Dataset records:
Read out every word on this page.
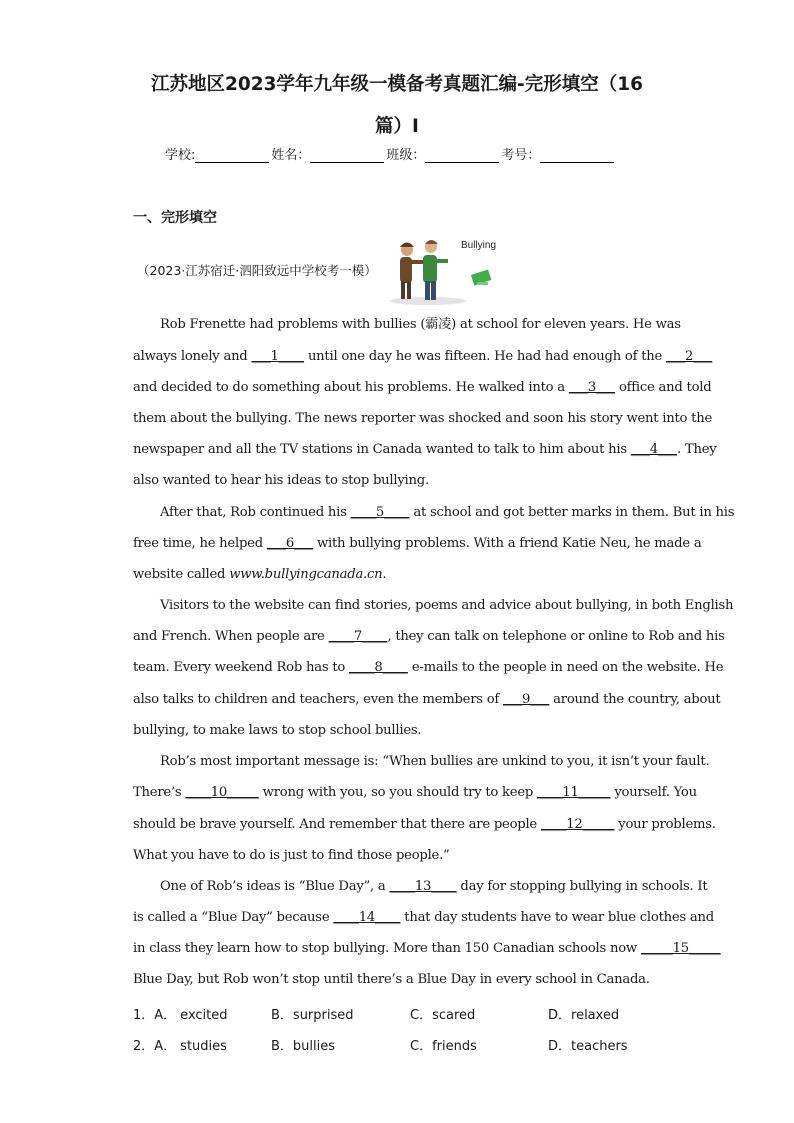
江苏地区2023学年九年级一模备考真题汇编-完形填空（16
篇）Ⅰ
学校:	姓名：	班级：	考号：
一、完形填空
（2023·江苏宿迁·泗阳致远中学校考一模）
Bullying
Rob Frenette had problems with bullies (霸凌) at school for eleven years. He was
always lonely and ___1____ until one day he was fifteen. He had had enough of the ___2___
and decided to do something about his problems. He walked into a ___3___ office and told
them about the bullying. The news reporter was shocked and soon his story went into the
newspaper and all the TV stations in Canada wanted to talk to him about his ___4___. They
also wanted to hear his ideas to stop bullying.
After that, Rob continued his ____5____ at school and got better marks in them. But in his
free time, he helped ___6___ with bullying problems. With a friend Katie Neu, he made a
website called www.bullyingcanada.cn.
Visitors to the website can find stories, poems and advice about bullying, in both English
and French. When people are ____7____, they can talk on telephone or online to Rob and his
team. Every weekend Rob has to ____8____ e-mails to the people in need on the website. He
also talks to children and teachers, even the members of ___9___ around the country, about
bullying, to make laws to stop school bullies.
Rob’s most important message is: “When bullies are unkind to you, it isn’t your fault.
There’s ____10_____ wrong with you, so you should try to keep ____11_____ yourself. You
should be brave yourself. And remember that there are people ____12_____ your problems.
What you have to do is just to find those people.”
One of Rob’s ideas is “Blue Day”, a ____13____ day for stopping bullying in schools. It
is called a “Blue Day” because ____14____ that day students have to wear blue clothes and
in class they learn how to stop bullying. More than 150 Canadian schools now _____15_____
Blue Day, but Rob won’t stop until there’s a Blue Day in every school in Canada.
1．A． excited	B．surprised	C．scared	D．relaxed
2．A． studies	B．bullies	C．friends	D．teachers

WHAT TO WORK ON:
Set down the complete material exactly, but do not include the images.

FINAL ANSWER:
Read out every word on this page.
江苏地区2023学年九年级一模备考真题汇编-完形填空（16
篇）Ⅰ
学校:	姓名：	班级：	考号：
一、完形填空
（2023·江苏宿迁·泗阳致远中学校考一模）
Bullying
Rob Frenette had problems with bullies (霸凌) at school for eleven years. He was
always lonely and ___1____ until one day he was fifteen. He had had enough of the ___2___
and decided to do something about his problems. He walked into a ___3___ office and told
them about the bullying. The news reporter was shocked and soon his story went into the
newspaper and all the TV stations in Canada wanted to talk to him about his ___4___. They
also wanted to hear his ideas to stop bullying.
After that, Rob continued his ____5____ at school and got better marks in them. But in his
free time, he helped ___6___ with bullying problems. With a friend Katie Neu, he made a
website called www.bullyingcanada.cn.
Visitors to the website can find stories, poems and advice about bullying, in both English
and French. When people are ____7____, they can talk on telephone or online to Rob and his
team. Every weekend Rob has to ____8____ e-mails to the people in need on the website. He
also talks to children and teachers, even the members of ___9___ around the country, about
bullying, to make laws to stop school bullies.
Rob’s most important message is: “When bullies are unkind to you, it isn’t your fault.
There’s ____10_____ wrong with you, so you should try to keep ____11_____ yourself. You
should be brave yourself. And remember that there are people ____12_____ your problems.
What you have to do is just to find those people.”
One of Rob’s ideas is “Blue Day”, a ____13____ day for stopping bullying in schools. It
is called a “Blue Day” because ____14____ that day students have to wear blue clothes and
in class they learn how to stop bullying. More than 150 Canadian schools now _____15_____
Blue Day, but Rob won’t stop until there’s a Blue Day in every school in Canada.
1．A． excited	B．surprised	C．scared	D．relaxed
2．A． studies	B．bullies	C．friends	D．teachers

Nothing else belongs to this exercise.